In the essay about waiting during cancer treatment, what did Brad want to become?

··· PROVIDED TEXT

Entering the third week of treatment with Mike, I settle back in my chair to wait. I find it ironic that Mike is considered a patient now. That term should apply to the folks who are lined up in chairs waiting for their loved ones to come through the door of treatement while trying to remain patient!
Sitting here week after week, people have come to share their stories with me. Lucy, a young bride in her twenties still shows bewilderment in her green eyes when she tells me that soon after they wed, her husband woke up one morning unable to talk or swallow! As he is only a few years older than she was, she thought at first he had ate something that disagreed with him because she says ruefully- “I don’t cook yet, we do a lot of take-out.” But a trip to the ER that morning revealed an uglier truth. He had oral cancer and it had advanced in a very quick manner infiltrating his throat and lungs. “He never smoked anything. Lucy whispered to me as her eyes filled with tears. “Legal or illegal. We just couldn’t understand.”
They had met in high school, briefly dated and then re-met in college and fell in love. Their plans were to travel the world and Brad wanted to be a travel writer. Lucy loves kite boarding. Now she is reduced to pushing him around in a wheel chair and six times a day pushing fluids down the feeding tube he now has planted in his stomach.
Last week as we sat together, she grabbed my hand and squeezed it. I looked up from my book and she was crying. She told me that she had woken up early that morning and walked out to the living room. Brad was passed out on pain meds and the house was quiet.
“I sat on the couch and grabbed a quilt and a pillow.” She told me. “I put the quilt over my head, pressed the pillow to my face and cried and screamed for a long time. I am spent.” Then the tears started to really flow; “I didn’t sign up for this.” She said. “I don’t know if I can take any more.” Brad was wheeled out the doors at the moment and I was left with so many words unsaid between the two of us. I pray that she finds the strength she needs to figure out how to deal with each day.
The waiting room is vibrant with color and design. A jigsaw puzzle waits on the table for the more patient of us to finish it. Oragami swans parade across the room- created by local high school students. Scent covered plastic bracelets are available for sale $2.00 apiece. I find it ironic that the one that is emblazoned with the word “Caretaker” is scented in plum. “Is that for plumb worn out? I ask the receptionist who laughs and says “Probably it is.”
So we settle in our chairs. Some of us pass the time texting, reading, one woman knits a scarf. Others stare into space, caught in thought or prayer- who is to know. Me, I write. I stay in my corner with Brandi at my feet waiting for the next story to come along. I get the feeling that many of them want to talk about their experiences but lack the courage. Perhaps in finding a stranger with a supporting shoulder and an ear might open up a dam of emotions best left untouched. But Brandi is a good converstation piece and she brings people closer to me and so I sit and wait.
Life can be cruel sometimes. Hopefully, in years to come, that young woman will look back on the good times she shared with her husband, and not the bad. It makes one feel how fortunate one is compared to others.

······
··· RECORDED DATA

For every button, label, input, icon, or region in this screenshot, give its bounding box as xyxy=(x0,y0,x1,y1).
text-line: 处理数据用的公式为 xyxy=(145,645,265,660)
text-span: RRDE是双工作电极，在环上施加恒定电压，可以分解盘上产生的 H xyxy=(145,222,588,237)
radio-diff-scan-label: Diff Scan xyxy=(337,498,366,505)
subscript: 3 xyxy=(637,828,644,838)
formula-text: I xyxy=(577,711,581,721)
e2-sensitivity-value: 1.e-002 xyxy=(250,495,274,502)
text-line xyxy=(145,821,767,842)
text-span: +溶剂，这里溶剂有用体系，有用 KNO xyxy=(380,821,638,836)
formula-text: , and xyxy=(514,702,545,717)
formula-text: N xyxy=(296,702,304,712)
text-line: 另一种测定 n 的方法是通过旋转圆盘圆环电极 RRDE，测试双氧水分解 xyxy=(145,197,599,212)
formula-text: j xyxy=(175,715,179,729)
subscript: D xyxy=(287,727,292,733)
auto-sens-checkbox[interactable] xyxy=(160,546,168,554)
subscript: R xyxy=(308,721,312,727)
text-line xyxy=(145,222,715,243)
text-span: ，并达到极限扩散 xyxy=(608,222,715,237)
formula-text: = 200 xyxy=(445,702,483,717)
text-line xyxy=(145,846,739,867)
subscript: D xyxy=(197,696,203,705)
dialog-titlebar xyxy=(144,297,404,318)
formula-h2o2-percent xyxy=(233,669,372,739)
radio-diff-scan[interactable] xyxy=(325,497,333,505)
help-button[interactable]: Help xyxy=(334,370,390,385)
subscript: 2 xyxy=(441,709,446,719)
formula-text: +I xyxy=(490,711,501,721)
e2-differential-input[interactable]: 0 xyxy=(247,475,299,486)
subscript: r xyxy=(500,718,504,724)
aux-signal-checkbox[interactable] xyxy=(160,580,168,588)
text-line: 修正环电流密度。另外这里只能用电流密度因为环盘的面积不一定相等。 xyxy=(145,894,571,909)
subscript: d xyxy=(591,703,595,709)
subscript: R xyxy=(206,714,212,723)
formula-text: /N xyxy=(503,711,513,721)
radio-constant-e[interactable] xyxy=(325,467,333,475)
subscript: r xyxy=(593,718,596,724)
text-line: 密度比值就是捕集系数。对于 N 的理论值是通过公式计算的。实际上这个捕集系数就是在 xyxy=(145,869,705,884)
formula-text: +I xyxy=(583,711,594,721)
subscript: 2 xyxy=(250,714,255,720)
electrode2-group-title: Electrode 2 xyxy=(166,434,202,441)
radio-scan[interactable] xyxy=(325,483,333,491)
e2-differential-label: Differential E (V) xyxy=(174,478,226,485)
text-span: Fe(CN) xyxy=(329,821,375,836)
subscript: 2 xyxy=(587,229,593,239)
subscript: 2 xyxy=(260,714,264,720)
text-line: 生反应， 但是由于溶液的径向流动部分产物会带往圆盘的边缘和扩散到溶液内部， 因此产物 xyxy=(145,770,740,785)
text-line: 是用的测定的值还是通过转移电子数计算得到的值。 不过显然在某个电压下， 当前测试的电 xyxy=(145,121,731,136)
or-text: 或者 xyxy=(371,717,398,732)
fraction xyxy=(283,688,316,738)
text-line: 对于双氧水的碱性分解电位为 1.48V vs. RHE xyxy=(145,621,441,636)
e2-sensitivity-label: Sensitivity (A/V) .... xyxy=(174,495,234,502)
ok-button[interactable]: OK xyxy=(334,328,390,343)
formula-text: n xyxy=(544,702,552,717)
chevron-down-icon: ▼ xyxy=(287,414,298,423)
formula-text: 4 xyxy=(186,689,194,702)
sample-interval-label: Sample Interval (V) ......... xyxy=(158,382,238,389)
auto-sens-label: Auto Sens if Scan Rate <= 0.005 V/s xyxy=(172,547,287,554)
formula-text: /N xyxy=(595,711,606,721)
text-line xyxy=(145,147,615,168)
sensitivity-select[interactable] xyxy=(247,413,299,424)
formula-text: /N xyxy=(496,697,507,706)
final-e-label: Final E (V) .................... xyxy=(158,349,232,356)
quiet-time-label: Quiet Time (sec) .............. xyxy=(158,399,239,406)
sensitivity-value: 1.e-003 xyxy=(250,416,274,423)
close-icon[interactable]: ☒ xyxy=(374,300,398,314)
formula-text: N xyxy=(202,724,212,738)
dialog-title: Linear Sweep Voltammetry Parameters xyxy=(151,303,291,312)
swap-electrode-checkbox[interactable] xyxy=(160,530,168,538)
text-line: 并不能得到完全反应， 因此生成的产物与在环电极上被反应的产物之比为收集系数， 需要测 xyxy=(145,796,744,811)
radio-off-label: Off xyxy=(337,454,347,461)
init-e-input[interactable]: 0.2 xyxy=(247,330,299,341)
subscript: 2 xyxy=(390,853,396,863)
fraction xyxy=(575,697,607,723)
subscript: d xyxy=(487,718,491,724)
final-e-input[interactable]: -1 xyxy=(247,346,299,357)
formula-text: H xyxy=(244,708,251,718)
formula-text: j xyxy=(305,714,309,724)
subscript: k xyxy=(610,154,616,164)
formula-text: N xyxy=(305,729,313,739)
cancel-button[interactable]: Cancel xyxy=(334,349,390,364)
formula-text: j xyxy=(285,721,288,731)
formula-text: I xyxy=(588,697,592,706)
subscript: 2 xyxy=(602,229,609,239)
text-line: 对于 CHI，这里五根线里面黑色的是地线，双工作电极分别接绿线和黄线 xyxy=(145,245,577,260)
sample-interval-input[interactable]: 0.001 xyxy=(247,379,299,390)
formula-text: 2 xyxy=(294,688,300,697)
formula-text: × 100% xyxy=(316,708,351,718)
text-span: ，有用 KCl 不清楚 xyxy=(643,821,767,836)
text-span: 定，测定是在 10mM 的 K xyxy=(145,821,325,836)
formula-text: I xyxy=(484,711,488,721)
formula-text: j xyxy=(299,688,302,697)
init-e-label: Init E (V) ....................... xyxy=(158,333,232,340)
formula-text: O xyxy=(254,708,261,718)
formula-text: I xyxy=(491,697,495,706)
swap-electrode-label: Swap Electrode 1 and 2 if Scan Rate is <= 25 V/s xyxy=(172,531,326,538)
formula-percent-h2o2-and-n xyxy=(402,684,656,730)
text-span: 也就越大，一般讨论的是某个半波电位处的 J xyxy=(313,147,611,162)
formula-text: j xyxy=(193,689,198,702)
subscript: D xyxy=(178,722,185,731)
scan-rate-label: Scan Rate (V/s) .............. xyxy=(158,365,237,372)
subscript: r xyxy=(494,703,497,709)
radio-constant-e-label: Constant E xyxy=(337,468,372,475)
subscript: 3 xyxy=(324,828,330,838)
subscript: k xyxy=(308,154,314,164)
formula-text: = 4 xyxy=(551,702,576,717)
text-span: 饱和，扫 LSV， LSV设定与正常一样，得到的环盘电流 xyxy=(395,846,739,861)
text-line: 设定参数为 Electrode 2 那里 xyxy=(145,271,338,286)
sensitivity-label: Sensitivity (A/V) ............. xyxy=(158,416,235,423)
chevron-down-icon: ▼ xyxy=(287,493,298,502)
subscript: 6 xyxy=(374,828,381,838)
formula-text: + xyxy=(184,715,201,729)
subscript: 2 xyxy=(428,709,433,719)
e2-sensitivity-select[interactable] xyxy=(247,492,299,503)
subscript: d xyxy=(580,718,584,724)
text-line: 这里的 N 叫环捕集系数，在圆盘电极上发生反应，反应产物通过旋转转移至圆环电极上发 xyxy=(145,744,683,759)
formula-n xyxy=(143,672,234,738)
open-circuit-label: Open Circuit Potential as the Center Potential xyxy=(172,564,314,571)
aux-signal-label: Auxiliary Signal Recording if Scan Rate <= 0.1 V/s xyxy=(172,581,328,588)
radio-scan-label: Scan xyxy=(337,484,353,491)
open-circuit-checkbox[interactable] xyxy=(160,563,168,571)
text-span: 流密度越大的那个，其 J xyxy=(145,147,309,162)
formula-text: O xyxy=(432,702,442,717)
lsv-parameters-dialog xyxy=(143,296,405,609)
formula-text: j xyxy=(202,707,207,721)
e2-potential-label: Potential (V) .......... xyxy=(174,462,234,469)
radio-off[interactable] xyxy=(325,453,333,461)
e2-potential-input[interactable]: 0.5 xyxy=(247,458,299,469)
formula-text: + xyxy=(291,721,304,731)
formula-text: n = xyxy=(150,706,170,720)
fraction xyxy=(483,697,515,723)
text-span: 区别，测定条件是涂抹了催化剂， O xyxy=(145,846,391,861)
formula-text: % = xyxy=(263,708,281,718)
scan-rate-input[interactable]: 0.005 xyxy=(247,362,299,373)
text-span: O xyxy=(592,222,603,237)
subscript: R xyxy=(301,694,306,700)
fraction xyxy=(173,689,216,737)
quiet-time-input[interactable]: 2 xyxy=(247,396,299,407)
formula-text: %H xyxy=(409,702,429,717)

······

- RESPONSE TO THE TASK -
A travel writer.